The problem: Send back the records in full, character for character.

Material provided:
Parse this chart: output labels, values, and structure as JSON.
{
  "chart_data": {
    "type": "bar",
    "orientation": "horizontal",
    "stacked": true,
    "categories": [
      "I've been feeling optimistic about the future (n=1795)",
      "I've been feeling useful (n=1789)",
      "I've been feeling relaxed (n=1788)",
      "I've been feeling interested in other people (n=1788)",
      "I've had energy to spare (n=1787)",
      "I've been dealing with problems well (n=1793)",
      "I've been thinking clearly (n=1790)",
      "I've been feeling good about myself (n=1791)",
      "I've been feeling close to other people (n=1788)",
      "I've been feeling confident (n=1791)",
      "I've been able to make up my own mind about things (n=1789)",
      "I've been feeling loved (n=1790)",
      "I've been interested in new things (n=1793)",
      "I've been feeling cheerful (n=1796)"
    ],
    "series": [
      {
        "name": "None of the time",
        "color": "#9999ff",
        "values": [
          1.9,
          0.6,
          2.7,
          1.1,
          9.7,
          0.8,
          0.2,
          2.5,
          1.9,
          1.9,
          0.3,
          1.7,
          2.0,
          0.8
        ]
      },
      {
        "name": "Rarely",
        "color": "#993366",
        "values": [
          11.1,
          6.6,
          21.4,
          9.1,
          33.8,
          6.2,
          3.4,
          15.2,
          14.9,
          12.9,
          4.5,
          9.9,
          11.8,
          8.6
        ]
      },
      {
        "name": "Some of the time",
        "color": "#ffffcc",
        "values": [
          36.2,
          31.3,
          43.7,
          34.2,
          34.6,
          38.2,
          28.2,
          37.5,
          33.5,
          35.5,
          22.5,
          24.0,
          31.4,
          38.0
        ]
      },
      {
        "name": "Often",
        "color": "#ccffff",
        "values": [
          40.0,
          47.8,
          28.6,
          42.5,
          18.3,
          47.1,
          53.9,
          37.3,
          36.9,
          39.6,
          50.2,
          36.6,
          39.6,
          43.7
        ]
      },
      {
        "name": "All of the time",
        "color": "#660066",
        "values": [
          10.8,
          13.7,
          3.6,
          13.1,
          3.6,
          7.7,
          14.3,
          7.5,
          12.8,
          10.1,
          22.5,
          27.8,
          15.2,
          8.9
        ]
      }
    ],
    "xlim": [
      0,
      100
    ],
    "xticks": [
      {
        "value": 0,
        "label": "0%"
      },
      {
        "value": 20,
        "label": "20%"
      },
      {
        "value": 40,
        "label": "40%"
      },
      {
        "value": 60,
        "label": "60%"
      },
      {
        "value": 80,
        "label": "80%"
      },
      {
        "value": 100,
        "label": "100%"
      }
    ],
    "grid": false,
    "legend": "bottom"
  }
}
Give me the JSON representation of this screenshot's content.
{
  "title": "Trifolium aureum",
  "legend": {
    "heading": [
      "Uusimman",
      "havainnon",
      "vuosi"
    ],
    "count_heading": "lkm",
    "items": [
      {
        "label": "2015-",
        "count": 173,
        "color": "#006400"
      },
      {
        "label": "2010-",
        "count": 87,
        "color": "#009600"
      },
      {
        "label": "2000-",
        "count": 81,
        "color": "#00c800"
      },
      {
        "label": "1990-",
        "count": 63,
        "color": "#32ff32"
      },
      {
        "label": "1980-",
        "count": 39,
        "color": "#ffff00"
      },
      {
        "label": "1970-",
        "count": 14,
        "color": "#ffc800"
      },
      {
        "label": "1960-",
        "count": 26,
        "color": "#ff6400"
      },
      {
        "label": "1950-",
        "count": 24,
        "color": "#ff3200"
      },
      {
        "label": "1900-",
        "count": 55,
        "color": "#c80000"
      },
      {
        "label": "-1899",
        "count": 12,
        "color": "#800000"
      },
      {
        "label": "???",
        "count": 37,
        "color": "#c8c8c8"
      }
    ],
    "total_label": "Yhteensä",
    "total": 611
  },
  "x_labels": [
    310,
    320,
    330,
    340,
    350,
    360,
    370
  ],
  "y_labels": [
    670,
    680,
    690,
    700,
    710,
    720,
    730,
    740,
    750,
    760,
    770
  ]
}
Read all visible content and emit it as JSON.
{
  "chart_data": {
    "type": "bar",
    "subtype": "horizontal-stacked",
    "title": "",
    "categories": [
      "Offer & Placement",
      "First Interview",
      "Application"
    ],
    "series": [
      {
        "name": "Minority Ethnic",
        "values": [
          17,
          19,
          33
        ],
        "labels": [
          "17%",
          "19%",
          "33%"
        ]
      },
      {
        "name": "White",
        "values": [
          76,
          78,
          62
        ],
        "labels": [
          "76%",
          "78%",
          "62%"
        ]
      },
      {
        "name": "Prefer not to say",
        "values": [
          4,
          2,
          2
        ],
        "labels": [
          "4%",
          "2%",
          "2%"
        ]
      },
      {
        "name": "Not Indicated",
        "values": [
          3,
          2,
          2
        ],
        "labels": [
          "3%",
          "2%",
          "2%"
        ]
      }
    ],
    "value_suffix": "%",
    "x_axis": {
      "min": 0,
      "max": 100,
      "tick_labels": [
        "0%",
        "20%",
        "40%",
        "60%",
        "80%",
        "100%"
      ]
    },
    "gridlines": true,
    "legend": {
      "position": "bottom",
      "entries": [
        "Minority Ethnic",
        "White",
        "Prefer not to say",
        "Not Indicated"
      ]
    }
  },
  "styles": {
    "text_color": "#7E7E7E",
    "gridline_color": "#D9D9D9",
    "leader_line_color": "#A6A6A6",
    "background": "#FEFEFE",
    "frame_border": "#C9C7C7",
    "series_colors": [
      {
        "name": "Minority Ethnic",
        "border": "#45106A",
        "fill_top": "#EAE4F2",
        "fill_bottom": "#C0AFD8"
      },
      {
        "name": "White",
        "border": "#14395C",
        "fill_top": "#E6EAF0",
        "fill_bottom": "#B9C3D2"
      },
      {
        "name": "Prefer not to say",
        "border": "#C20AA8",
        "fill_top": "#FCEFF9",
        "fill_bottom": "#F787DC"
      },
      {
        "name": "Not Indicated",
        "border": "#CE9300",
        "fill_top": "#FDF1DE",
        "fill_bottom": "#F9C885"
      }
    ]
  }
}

Reply:
Parse this chart: output labels, values, and structure as JSON.
{
  "chart_data": {
    "type": "bar",
    "orientation": "horizontal",
    "stacked": true,
    "categories": [
      "I've been feeling optimistic about the future (n=1795)",
      "I've been feeling useful (n=1789)",
      "I've been feeling relaxed (n=1788)",
      "I've been feeling interested in other people (n=1788)",
      "I've had energy to spare (n=1787)",
      "I've been dealing with problems well (n=1793)",
      "I've been thinking clearly (n=1790)",
      "I've been feeling good about myself (n=1791)",
      "I've been feeling close to other people (n=1788)",
      "I've been feeling confident (n=1791)",
      "I've been able to make up my own mind about things (n=1789)",
      "I've been feeling loved (n=1790)",
      "I've been interested in new things (n=1793)",
      "I've been feeling cheerful (n=1796)"
    ],
    "series": [
      {
        "name": "None of the time",
        "color": "#9999ff",
        "values": [
          1.9,
          0.6,
          2.7,
          1.1,
          9.7,
          0.8,
          0.2,
          2.5,
          1.9,
          1.9,
          0.3,
          1.7,
          2.0,
          0.8
        ]
      },
      {
        "name": "Rarely",
        "color": "#993366",
        "values": [
          11.1,
          6.6,
          21.4,
          9.1,
          33.8,
          6.2,
          3.4,
          15.2,
          14.9,
          12.9,
          4.5,
          9.9,
          11.8,
          8.6
        ]
      },
      {
        "name": "Some of the time",
        "color": "#ffffcc",
        "values": [
          36.2,
          31.3,
          43.7,
          34.2,
          34.6,
          38.2,
          28.2,
          37.5,
          33.5,
          35.5,
          22.5,
          24.0,
          31.4,
          38.0
        ]
      },
      {
        "name": "Often",
        "color": "#ccffff",
        "values": [
          40.0,
          47.8,
          28.6,
          42.5,
          18.3,
          47.1,
          53.9,
          37.3,
          36.9,
          39.6,
          50.2,
          36.6,
          39.6,
          43.7
        ]
      },
      {
        "name": "All of the time",
        "color": "#660066",
        "values": [
          10.8,
          13.7,
          3.6,
          13.1,
          3.6,
          7.7,
          14.3,
          7.5,
          12.8,
          10.1,
          22.5,
          27.8,
          15.2,
          8.9
        ]
      }
    ],
    "xlim": [
      0,
      100
    ],
    "xticks": [
      {
        "value": 0,
        "label": "0%"
      },
      {
        "value": 20,
        "label": "20%"
      },
      {
        "value": 40,
        "label": "40%"
      },
      {
        "value": 60,
        "label": "60%"
      },
      {
        "value": 80,
        "label": "80%"
      },
      {
        "value": 100,
        "label": "100%"
      }
    ],
    "grid": false,
    "legend": "bottom"
  }
}
Give me the JSON representation of this screenshot's content.
{
  "title": "Trifolium aureum",
  "legend": {
    "heading": [
      "Uusimman",
      "havainnon",
      "vuosi"
    ],
    "count_heading": "lkm",
    "items": [
      {
        "label": "2015-",
        "count": 173,
        "color": "#006400"
      },
      {
        "label": "2010-",
        "count": 87,
        "color": "#009600"
      },
      {
        "label": "2000-",
        "count": 81,
        "color": "#00c800"
      },
      {
        "label": "1990-",
        "count": 63,
        "color": "#32ff32"
      },
      {
        "label": "1980-",
        "count": 39,
        "color": "#ffff00"
      },
      {
        "label": "1970-",
        "count": 14,
        "color": "#ffc800"
      },
      {
        "label": "1960-",
        "count": 26,
        "color": "#ff6400"
      },
      {
        "label": "1950-",
        "count": 24,
        "color": "#ff3200"
      },
      {
        "label": "1900-",
        "count": 55,
        "color": "#c80000"
      },
      {
        "label": "-1899",
        "count": 12,
        "color": "#800000"
      },
      {
        "label": "???",
        "count": 37,
        "color": "#c8c8c8"
      }
    ],
    "total_label": "Yhteensä",
    "total": 611
  },
  "x_labels": [
    310,
    320,
    330,
    340,
    350,
    360,
    370
  ],
  "y_labels": [
    670,
    680,
    690,
    700,
    710,
    720,
    730,
    740,
    750,
    760,
    770
  ]
}
Read all visible content and emit it as JSON.
{
  "chart_data": {
    "type": "bar",
    "subtype": "horizontal-stacked",
    "title": "",
    "categories": [
      "Offer & Placement",
      "First Interview",
      "Application"
    ],
    "series": [
      {
        "name": "Minority Ethnic",
        "values": [
          17,
          19,
          33
        ],
        "labels": [
          "17%",
          "19%",
          "33%"
        ]
      },
      {
        "name": "White",
        "values": [
          76,
          78,
          62
        ],
        "labels": [
          "76%",
          "78%",
          "62%"
        ]
      },
      {
        "name": "Prefer not to say",
        "values": [
          4,
          2,
          2
        ],
        "labels": [
          "4%",
          "2%",
          "2%"
        ]
      },
      {
        "name": "Not Indicated",
        "values": [
          3,
          2,
          2
        ],
        "labels": [
          "3%",
          "2%",
          "2%"
        ]
      }
    ],
    "value_suffix": "%",
    "x_axis": {
      "min": 0,
      "max": 100,
      "tick_labels": [
        "0%",
        "20%",
        "40%",
        "60%",
        "80%",
        "100%"
      ]
    },
    "gridlines": true,
    "legend": {
      "position": "bottom",
      "entries": [
        "Minority Ethnic",
        "White",
        "Prefer not to say",
        "Not Indicated"
      ]
    }
  },
  "styles": {
    "text_color": "#7E7E7E",
    "gridline_color": "#D9D9D9",
    "leader_line_color": "#A6A6A6",
    "background": "#FEFEFE",
    "frame_border": "#C9C7C7",
    "series_colors": [
      {
        "name": "Minority Ethnic",
        "border": "#45106A",
        "fill_top": "#EAE4F2",
        "fill_bottom": "#C0AFD8"
      },
      {
        "name": "White",
        "border": "#14395C",
        "fill_top": "#E6EAF0",
        "fill_bottom": "#B9C3D2"
      },
      {
        "name": "Prefer not to say",
        "border": "#C20AA8",
        "fill_top": "#FCEFF9",
        "fill_bottom": "#F787DC"
      },
      {
        "name": "Not Indicated",
        "border": "#CE9300",
        "fill_top": "#FDF1DE",
        "fill_bottom": "#F9C885"
      }
    ]
  }
}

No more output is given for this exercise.